Input
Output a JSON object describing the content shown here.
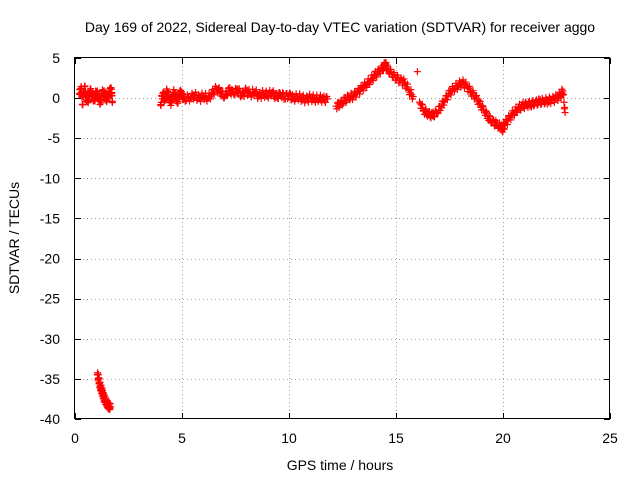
{
  "chart_data": {
    "type": "scatter",
    "title": "Day 169 of 2022, Sidereal Day-to-day VTEC variation (SDTVAR) for receiver aggo",
    "xlabel": "GPS time / hours",
    "ylabel": "SDTVAR / TECUs",
    "xlim": [
      0,
      25
    ],
    "ylim": [
      -40,
      5
    ],
    "xticks": [
      "0",
      "5",
      "10",
      "15",
      "20",
      "25"
    ],
    "yticks": [
      "5",
      "0",
      "-5",
      "-10",
      "-15",
      "-20",
      "-25",
      "-30",
      "-35",
      "-40"
    ],
    "grid": true,
    "marker": "plus",
    "color": "#ff0000",
    "series": [
      {
        "name": "SDTVAR",
        "points": [
          [
            0.2,
            0.5
          ],
          [
            0.3,
            1.2
          ],
          [
            0.35,
            -0.8
          ],
          [
            0.45,
            1.5
          ],
          [
            0.5,
            0.2
          ],
          [
            0.6,
            -0.5
          ],
          [
            0.7,
            1.0
          ],
          [
            0.8,
            0.4
          ],
          [
            0.9,
            -0.3
          ],
          [
            1.0,
            0.8
          ],
          [
            1.1,
            0.1
          ],
          [
            1.2,
            -0.6
          ],
          [
            1.3,
            0.9
          ],
          [
            1.4,
            0.3
          ],
          [
            1.5,
            -0.2
          ],
          [
            1.6,
            0.7
          ],
          [
            1.7,
            1.1
          ],
          [
            1.75,
            -0.4
          ],
          [
            1.05,
            -34.5
          ],
          [
            1.1,
            -35.0
          ],
          [
            1.15,
            -35.6
          ],
          [
            1.2,
            -36.1
          ],
          [
            1.25,
            -36.5
          ],
          [
            1.3,
            -36.9
          ],
          [
            1.35,
            -37.3
          ],
          [
            1.4,
            -37.6
          ],
          [
            1.45,
            -37.9
          ],
          [
            1.5,
            -38.1
          ],
          [
            1.55,
            -38.3
          ],
          [
            1.6,
            -38.4
          ],
          [
            1.65,
            -38.5
          ],
          [
            4.0,
            -0.8
          ],
          [
            4.1,
            0.6
          ],
          [
            4.2,
            -0.3
          ],
          [
            4.3,
            0.9
          ],
          [
            4.4,
            0.0
          ],
          [
            4.5,
            -0.6
          ],
          [
            4.6,
            0.7
          ],
          [
            4.7,
            0.2
          ],
          [
            4.8,
            -0.4
          ],
          [
            4.9,
            0.8
          ],
          [
            5.0,
            0.3
          ],
          [
            5.1,
            -0.1
          ],
          [
            5.4,
            0.1
          ],
          [
            5.6,
            0.4
          ],
          [
            5.8,
            -0.1
          ],
          [
            6.0,
            0.3
          ],
          [
            6.2,
            0.0
          ],
          [
            6.4,
            0.5
          ],
          [
            6.6,
            1.2
          ],
          [
            6.8,
            0.8
          ],
          [
            7.0,
            0.2
          ],
          [
            7.2,
            1.0
          ],
          [
            7.4,
            0.6
          ],
          [
            7.6,
            1.1
          ],
          [
            7.8,
            0.3
          ],
          [
            8.0,
            0.9
          ],
          [
            8.2,
            0.5
          ],
          [
            8.4,
            0.8
          ],
          [
            8.6,
            0.2
          ],
          [
            8.8,
            0.6
          ],
          [
            9.0,
            0.4
          ],
          [
            9.2,
            0.7
          ],
          [
            9.4,
            0.1
          ],
          [
            9.6,
            0.5
          ],
          [
            9.8,
            0.2
          ],
          [
            10.0,
            0.4
          ],
          [
            10.2,
            -0.1
          ],
          [
            10.4,
            0.2
          ],
          [
            10.6,
            0.0
          ],
          [
            10.8,
            -0.2
          ],
          [
            11.0,
            0.1
          ],
          [
            11.2,
            -0.1
          ],
          [
            11.4,
            0.0
          ],
          [
            11.6,
            -0.2
          ],
          [
            11.8,
            -0.1
          ],
          [
            12.2,
            -1.0
          ],
          [
            12.4,
            -0.7
          ],
          [
            12.6,
            -0.3
          ],
          [
            12.8,
            0.1
          ],
          [
            13.0,
            0.3
          ],
          [
            13.2,
            0.7
          ],
          [
            13.4,
            1.2
          ],
          [
            13.6,
            1.7
          ],
          [
            13.8,
            2.2
          ],
          [
            14.0,
            2.8
          ],
          [
            14.2,
            3.3
          ],
          [
            14.4,
            3.8
          ],
          [
            14.5,
            4.3
          ],
          [
            14.6,
            3.6
          ],
          [
            14.8,
            3.0
          ],
          [
            15.0,
            2.6
          ],
          [
            15.2,
            2.2
          ],
          [
            15.4,
            1.9
          ],
          [
            15.6,
            1.0
          ],
          [
            15.8,
            0.2
          ],
          [
            16.0,
            3.3
          ],
          [
            16.1,
            -0.5
          ],
          [
            16.3,
            -1.5
          ],
          [
            16.5,
            -2.0
          ],
          [
            16.7,
            -2.2
          ],
          [
            16.9,
            -1.8
          ],
          [
            17.1,
            -1.0
          ],
          [
            17.3,
            -0.2
          ],
          [
            17.5,
            0.6
          ],
          [
            17.7,
            1.2
          ],
          [
            17.9,
            1.6
          ],
          [
            18.1,
            1.9
          ],
          [
            18.3,
            1.5
          ],
          [
            18.5,
            0.8
          ],
          [
            18.7,
            0.2
          ],
          [
            18.9,
            -0.7
          ],
          [
            19.1,
            -1.5
          ],
          [
            19.3,
            -2.3
          ],
          [
            19.5,
            -2.9
          ],
          [
            19.7,
            -3.3
          ],
          [
            19.9,
            -3.6
          ],
          [
            20.0,
            -3.8
          ],
          [
            20.1,
            -3.2
          ],
          [
            20.3,
            -2.5
          ],
          [
            20.5,
            -1.8
          ],
          [
            20.7,
            -1.3
          ],
          [
            20.9,
            -1.0
          ],
          [
            21.1,
            -0.8
          ],
          [
            21.3,
            -0.7
          ],
          [
            21.5,
            -0.6
          ],
          [
            21.7,
            -0.5
          ],
          [
            21.9,
            -0.4
          ],
          [
            22.1,
            -0.3
          ],
          [
            22.3,
            -0.2
          ],
          [
            22.5,
            0.0
          ],
          [
            22.7,
            0.4
          ],
          [
            22.8,
            0.9
          ],
          [
            22.9,
            -1.8
          ]
        ]
      }
    ]
  }
}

Task directions
Extract all the entries word for word; omit any pictures.

Result for this task
Output a JSON object describing the content shown here.
{
  "chart_data": {
    "type": "scatter",
    "title": "Day 169 of 2022, Sidereal Day-to-day VTEC variation (SDTVAR) for receiver aggo",
    "xlabel": "GPS time / hours",
    "ylabel": "SDTVAR / TECUs",
    "xlim": [
      0,
      25
    ],
    "ylim": [
      -40,
      5
    ],
    "xticks": [
      "0",
      "5",
      "10",
      "15",
      "20",
      "25"
    ],
    "yticks": [
      "5",
      "0",
      "-5",
      "-10",
      "-15",
      "-20",
      "-25",
      "-30",
      "-35",
      "-40"
    ],
    "grid": true,
    "marker": "plus",
    "color": "#ff0000",
    "series": [
      {
        "name": "SDTVAR",
        "points": [
          [
            0.2,
            0.5
          ],
          [
            0.3,
            1.2
          ],
          [
            0.35,
            -0.8
          ],
          [
            0.45,
            1.5
          ],
          [
            0.5,
            0.2
          ],
          [
            0.6,
            -0.5
          ],
          [
            0.7,
            1.0
          ],
          [
            0.8,
            0.4
          ],
          [
            0.9,
            -0.3
          ],
          [
            1.0,
            0.8
          ],
          [
            1.1,
            0.1
          ],
          [
            1.2,
            -0.6
          ],
          [
            1.3,
            0.9
          ],
          [
            1.4,
            0.3
          ],
          [
            1.5,
            -0.2
          ],
          [
            1.6,
            0.7
          ],
          [
            1.7,
            1.1
          ],
          [
            1.75,
            -0.4
          ],
          [
            1.05,
            -34.5
          ],
          [
            1.1,
            -35.0
          ],
          [
            1.15,
            -35.6
          ],
          [
            1.2,
            -36.1
          ],
          [
            1.25,
            -36.5
          ],
          [
            1.3,
            -36.9
          ],
          [
            1.35,
            -37.3
          ],
          [
            1.4,
            -37.6
          ],
          [
            1.45,
            -37.9
          ],
          [
            1.5,
            -38.1
          ],
          [
            1.55,
            -38.3
          ],
          [
            1.6,
            -38.4
          ],
          [
            1.65,
            -38.5
          ],
          [
            4.0,
            -0.8
          ],
          [
            4.1,
            0.6
          ],
          [
            4.2,
            -0.3
          ],
          [
            4.3,
            0.9
          ],
          [
            4.4,
            0.0
          ],
          [
            4.5,
            -0.6
          ],
          [
            4.6,
            0.7
          ],
          [
            4.7,
            0.2
          ],
          [
            4.8,
            -0.4
          ],
          [
            4.9,
            0.8
          ],
          [
            5.0,
            0.3
          ],
          [
            5.1,
            -0.1
          ],
          [
            5.4,
            0.1
          ],
          [
            5.6,
            0.4
          ],
          [
            5.8,
            -0.1
          ],
          [
            6.0,
            0.3
          ],
          [
            6.2,
            0.0
          ],
          [
            6.4,
            0.5
          ],
          [
            6.6,
            1.2
          ],
          [
            6.8,
            0.8
          ],
          [
            7.0,
            0.2
          ],
          [
            7.2,
            1.0
          ],
          [
            7.4,
            0.6
          ],
          [
            7.6,
            1.1
          ],
          [
            7.8,
            0.3
          ],
          [
            8.0,
            0.9
          ],
          [
            8.2,
            0.5
          ],
          [
            8.4,
            0.8
          ],
          [
            8.6,
            0.2
          ],
          [
            8.8,
            0.6
          ],
          [
            9.0,
            0.4
          ],
          [
            9.2,
            0.7
          ],
          [
            9.4,
            0.1
          ],
          [
            9.6,
            0.5
          ],
          [
            9.8,
            0.2
          ],
          [
            10.0,
            0.4
          ],
          [
            10.2,
            -0.1
          ],
          [
            10.4,
            0.2
          ],
          [
            10.6,
            0.0
          ],
          [
            10.8,
            -0.2
          ],
          [
            11.0,
            0.1
          ],
          [
            11.2,
            -0.1
          ],
          [
            11.4,
            0.0
          ],
          [
            11.6,
            -0.2
          ],
          [
            11.8,
            -0.1
          ],
          [
            12.2,
            -1.0
          ],
          [
            12.4,
            -0.7
          ],
          [
            12.6,
            -0.3
          ],
          [
            12.8,
            0.1
          ],
          [
            13.0,
            0.3
          ],
          [
            13.2,
            0.7
          ],
          [
            13.4,
            1.2
          ],
          [
            13.6,
            1.7
          ],
          [
            13.8,
            2.2
          ],
          [
            14.0,
            2.8
          ],
          [
            14.2,
            3.3
          ],
          [
            14.4,
            3.8
          ],
          [
            14.5,
            4.3
          ],
          [
            14.6,
            3.6
          ],
          [
            14.8,
            3.0
          ],
          [
            15.0,
            2.6
          ],
          [
            15.2,
            2.2
          ],
          [
            15.4,
            1.9
          ],
          [
            15.6,
            1.0
          ],
          [
            15.8,
            0.2
          ],
          [
            16.0,
            3.3
          ],
          [
            16.1,
            -0.5
          ],
          [
            16.3,
            -1.5
          ],
          [
            16.5,
            -2.0
          ],
          [
            16.7,
            -2.2
          ],
          [
            16.9,
            -1.8
          ],
          [
            17.1,
            -1.0
          ],
          [
            17.3,
            -0.2
          ],
          [
            17.5,
            0.6
          ],
          [
            17.7,
            1.2
          ],
          [
            17.9,
            1.6
          ],
          [
            18.1,
            1.9
          ],
          [
            18.3,
            1.5
          ],
          [
            18.5,
            0.8
          ],
          [
            18.7,
            0.2
          ],
          [
            18.9,
            -0.7
          ],
          [
            19.1,
            -1.5
          ],
          [
            19.3,
            -2.3
          ],
          [
            19.5,
            -2.9
          ],
          [
            19.7,
            -3.3
          ],
          [
            19.9,
            -3.6
          ],
          [
            20.0,
            -3.8
          ],
          [
            20.1,
            -3.2
          ],
          [
            20.3,
            -2.5
          ],
          [
            20.5,
            -1.8
          ],
          [
            20.7,
            -1.3
          ],
          [
            20.9,
            -1.0
          ],
          [
            21.1,
            -0.8
          ],
          [
            21.3,
            -0.7
          ],
          [
            21.5,
            -0.6
          ],
          [
            21.7,
            -0.5
          ],
          [
            21.9,
            -0.4
          ],
          [
            22.1,
            -0.3
          ],
          [
            22.3,
            -0.2
          ],
          [
            22.5,
            0.0
          ],
          [
            22.7,
            0.4
          ],
          [
            22.8,
            0.9
          ],
          [
            22.9,
            -1.8
          ]
        ]
      }
    ]
  }
}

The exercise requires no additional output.